** begin **
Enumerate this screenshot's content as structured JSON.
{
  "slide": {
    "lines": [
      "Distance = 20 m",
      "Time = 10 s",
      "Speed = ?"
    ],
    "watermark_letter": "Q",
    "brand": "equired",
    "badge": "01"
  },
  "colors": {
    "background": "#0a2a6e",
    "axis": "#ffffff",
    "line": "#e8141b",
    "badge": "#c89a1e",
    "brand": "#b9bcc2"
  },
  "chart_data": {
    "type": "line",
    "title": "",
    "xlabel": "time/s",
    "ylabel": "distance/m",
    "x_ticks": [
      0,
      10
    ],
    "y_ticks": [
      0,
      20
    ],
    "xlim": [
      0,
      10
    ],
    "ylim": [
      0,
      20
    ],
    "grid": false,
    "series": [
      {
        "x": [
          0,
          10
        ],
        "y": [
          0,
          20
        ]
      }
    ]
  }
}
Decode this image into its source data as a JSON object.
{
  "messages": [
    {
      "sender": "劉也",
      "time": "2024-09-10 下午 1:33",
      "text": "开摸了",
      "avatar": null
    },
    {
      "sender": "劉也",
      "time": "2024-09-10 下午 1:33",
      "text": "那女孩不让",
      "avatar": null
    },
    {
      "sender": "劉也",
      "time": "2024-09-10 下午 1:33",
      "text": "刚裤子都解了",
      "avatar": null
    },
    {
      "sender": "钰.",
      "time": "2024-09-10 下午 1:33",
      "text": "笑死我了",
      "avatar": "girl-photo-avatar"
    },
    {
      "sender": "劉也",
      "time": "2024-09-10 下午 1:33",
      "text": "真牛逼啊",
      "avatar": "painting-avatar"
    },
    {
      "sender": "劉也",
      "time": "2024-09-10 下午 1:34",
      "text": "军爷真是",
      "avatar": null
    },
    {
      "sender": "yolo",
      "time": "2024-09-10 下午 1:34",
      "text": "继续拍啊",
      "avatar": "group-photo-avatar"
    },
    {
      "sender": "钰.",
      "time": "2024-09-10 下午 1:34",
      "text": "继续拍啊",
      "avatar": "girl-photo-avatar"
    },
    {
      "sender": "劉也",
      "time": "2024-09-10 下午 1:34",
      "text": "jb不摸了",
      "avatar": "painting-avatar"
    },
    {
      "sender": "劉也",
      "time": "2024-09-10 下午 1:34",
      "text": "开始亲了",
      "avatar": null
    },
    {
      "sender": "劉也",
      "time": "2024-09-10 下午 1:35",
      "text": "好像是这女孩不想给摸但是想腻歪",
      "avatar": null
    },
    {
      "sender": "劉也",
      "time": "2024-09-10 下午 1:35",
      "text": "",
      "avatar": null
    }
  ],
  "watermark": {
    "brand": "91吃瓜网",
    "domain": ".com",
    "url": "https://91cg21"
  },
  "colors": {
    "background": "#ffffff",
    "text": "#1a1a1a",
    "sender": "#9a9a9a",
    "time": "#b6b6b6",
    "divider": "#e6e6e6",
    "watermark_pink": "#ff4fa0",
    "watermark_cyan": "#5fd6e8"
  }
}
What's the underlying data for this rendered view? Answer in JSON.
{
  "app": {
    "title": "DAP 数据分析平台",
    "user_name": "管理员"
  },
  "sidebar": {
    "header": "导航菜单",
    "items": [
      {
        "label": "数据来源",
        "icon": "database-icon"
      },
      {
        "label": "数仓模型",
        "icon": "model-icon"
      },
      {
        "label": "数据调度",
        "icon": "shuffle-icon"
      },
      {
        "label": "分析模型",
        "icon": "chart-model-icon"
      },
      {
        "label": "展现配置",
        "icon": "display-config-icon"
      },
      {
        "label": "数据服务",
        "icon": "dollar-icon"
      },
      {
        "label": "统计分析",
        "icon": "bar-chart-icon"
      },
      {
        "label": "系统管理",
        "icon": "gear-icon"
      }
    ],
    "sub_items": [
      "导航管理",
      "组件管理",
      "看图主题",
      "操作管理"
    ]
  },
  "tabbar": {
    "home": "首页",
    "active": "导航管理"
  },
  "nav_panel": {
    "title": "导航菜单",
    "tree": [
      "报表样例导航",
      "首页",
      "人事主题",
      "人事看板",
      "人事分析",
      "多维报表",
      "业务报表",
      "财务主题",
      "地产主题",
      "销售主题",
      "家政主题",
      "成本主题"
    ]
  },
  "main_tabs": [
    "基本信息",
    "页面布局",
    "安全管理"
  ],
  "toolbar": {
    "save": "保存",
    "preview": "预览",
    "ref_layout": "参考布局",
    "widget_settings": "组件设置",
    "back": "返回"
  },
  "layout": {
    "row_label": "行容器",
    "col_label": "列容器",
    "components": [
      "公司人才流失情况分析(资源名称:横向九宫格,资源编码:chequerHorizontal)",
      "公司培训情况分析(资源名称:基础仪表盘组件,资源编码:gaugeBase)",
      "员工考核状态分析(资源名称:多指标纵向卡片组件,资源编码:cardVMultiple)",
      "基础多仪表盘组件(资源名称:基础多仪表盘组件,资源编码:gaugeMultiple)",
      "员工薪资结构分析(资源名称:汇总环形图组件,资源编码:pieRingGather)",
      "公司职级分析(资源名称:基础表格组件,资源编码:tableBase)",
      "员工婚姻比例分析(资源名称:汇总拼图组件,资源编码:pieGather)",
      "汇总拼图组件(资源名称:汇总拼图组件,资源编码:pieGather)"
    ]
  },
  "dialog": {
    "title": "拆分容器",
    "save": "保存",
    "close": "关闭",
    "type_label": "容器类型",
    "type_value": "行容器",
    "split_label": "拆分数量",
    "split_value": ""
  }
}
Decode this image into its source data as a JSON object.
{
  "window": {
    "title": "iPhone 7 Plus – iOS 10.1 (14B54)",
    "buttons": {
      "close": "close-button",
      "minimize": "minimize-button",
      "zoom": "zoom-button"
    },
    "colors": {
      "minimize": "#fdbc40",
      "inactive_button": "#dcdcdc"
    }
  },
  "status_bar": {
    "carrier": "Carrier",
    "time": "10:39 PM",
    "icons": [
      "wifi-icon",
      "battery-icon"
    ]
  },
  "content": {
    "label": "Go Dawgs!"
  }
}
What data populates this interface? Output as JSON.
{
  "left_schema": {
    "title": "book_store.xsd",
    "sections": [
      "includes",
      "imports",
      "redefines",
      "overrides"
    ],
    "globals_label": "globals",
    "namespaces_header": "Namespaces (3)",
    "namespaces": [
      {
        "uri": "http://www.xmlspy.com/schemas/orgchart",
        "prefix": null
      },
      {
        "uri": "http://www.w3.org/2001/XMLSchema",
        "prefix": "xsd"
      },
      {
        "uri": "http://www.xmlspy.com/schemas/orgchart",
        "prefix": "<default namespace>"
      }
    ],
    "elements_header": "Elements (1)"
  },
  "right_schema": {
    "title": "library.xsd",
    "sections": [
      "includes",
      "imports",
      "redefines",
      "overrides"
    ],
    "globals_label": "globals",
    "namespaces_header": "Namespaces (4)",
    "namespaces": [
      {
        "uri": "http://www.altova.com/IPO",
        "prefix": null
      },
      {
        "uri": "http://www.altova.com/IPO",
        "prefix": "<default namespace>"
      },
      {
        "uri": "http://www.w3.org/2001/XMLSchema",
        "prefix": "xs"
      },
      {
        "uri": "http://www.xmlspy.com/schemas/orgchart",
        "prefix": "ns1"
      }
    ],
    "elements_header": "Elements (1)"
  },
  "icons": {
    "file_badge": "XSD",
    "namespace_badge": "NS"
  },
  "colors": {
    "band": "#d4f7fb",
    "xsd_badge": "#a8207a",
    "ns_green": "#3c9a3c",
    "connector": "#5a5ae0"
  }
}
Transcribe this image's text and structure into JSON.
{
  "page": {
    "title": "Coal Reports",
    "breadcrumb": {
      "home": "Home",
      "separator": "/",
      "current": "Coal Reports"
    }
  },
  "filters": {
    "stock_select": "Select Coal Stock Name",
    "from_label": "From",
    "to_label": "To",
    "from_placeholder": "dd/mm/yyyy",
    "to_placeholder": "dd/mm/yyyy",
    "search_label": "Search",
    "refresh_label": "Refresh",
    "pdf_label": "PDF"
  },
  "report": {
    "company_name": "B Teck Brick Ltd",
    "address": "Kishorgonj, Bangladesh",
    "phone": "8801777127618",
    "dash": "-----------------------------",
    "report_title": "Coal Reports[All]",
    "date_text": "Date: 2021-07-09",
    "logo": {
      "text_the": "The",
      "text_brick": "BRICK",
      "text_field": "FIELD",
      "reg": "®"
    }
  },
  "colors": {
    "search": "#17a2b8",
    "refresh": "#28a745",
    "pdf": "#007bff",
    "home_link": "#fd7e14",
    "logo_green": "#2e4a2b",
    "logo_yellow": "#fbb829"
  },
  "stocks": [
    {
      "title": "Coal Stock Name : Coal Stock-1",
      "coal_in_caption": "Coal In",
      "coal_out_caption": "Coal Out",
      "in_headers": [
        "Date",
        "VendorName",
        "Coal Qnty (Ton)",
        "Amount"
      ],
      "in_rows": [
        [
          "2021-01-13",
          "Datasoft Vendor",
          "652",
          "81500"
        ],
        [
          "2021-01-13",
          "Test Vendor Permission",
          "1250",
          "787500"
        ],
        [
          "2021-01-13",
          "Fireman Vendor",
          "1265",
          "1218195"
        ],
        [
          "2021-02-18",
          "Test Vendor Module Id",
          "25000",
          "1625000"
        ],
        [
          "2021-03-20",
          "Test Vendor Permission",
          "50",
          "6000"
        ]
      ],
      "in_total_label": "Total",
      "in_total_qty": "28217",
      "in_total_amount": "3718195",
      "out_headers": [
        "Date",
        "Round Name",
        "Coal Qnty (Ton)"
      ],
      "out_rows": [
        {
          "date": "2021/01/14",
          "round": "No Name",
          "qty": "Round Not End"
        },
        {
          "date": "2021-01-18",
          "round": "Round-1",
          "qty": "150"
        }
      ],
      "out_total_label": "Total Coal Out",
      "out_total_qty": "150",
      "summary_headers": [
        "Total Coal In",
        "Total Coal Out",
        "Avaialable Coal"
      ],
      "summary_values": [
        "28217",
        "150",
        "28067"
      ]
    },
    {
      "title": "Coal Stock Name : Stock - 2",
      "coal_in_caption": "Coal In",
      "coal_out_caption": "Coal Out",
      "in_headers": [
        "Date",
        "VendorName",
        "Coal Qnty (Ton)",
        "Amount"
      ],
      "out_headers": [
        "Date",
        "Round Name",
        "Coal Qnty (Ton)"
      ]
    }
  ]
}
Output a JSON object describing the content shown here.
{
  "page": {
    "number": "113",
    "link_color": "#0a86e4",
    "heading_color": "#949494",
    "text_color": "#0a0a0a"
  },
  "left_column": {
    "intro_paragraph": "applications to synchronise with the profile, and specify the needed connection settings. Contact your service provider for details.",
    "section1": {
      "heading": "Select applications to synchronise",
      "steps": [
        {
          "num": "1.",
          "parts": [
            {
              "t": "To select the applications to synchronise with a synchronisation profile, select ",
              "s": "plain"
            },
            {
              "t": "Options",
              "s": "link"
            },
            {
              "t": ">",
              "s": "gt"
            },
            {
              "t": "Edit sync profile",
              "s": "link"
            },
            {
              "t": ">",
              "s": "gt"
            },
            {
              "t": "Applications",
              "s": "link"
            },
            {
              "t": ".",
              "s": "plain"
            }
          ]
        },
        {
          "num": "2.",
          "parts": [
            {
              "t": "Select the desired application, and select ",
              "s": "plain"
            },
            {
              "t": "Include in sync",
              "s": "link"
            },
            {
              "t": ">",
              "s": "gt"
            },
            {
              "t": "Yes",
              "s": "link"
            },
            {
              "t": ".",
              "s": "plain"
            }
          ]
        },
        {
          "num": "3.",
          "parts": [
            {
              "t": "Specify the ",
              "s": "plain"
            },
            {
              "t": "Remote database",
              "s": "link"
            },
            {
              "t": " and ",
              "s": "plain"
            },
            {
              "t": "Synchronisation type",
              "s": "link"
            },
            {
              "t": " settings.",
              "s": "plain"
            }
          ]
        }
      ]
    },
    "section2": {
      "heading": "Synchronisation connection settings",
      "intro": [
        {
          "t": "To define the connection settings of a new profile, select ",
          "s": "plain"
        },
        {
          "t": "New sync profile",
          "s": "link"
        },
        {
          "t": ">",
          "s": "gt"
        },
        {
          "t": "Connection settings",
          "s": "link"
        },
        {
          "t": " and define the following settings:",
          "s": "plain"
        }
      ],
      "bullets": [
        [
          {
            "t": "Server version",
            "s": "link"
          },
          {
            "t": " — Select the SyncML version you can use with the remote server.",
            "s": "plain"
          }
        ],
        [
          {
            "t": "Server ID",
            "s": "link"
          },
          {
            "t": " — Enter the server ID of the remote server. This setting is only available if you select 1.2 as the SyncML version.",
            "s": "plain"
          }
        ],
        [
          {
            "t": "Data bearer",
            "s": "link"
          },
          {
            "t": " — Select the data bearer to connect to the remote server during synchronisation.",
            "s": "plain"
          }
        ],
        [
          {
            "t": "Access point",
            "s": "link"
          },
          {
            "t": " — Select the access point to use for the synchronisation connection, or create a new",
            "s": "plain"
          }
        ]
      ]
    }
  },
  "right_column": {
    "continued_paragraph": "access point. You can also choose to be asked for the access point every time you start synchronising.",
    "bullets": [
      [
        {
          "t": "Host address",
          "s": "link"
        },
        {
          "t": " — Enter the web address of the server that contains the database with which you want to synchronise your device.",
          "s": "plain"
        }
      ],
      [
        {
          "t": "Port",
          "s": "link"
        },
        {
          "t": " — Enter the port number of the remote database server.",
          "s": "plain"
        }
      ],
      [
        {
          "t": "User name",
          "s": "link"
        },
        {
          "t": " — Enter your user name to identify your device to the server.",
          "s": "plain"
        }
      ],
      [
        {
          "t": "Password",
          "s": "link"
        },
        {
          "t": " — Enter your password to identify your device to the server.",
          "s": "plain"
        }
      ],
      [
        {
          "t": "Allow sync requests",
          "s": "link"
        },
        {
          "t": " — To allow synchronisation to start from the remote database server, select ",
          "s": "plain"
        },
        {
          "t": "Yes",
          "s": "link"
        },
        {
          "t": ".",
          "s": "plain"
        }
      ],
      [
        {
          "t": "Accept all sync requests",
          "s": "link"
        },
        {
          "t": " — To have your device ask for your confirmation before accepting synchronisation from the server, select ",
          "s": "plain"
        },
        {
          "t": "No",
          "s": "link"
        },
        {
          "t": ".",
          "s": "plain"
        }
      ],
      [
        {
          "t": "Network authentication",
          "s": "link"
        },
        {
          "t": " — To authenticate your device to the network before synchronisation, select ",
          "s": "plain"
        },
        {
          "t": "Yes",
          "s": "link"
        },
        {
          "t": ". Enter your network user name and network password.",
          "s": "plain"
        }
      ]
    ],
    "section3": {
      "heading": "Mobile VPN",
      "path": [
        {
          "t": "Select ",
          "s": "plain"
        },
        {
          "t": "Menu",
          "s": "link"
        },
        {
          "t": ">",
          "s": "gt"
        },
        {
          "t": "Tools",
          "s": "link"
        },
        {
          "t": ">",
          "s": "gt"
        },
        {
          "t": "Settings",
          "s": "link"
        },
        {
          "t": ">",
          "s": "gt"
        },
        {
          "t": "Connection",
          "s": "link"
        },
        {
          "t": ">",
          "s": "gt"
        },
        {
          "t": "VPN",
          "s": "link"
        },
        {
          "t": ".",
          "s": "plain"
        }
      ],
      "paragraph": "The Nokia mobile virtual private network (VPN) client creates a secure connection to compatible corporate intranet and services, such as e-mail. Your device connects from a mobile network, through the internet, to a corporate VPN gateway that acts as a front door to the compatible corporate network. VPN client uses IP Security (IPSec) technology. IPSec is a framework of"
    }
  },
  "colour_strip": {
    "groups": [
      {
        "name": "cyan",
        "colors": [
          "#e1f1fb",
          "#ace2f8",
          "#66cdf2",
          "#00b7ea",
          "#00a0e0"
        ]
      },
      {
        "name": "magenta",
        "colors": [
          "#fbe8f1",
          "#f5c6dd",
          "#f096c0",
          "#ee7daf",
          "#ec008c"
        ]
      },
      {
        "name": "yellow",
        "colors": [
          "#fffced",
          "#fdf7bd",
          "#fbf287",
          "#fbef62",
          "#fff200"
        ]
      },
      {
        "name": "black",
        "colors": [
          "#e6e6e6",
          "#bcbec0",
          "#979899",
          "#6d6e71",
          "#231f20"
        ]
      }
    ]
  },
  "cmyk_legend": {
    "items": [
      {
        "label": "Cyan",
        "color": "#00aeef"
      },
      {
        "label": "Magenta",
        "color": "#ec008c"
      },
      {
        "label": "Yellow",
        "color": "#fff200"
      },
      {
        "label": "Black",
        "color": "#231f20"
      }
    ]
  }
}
** end **
Task instructions -> Give the number of lines in the entries that include the string "Output", and nothing more.

Result of this task -> 2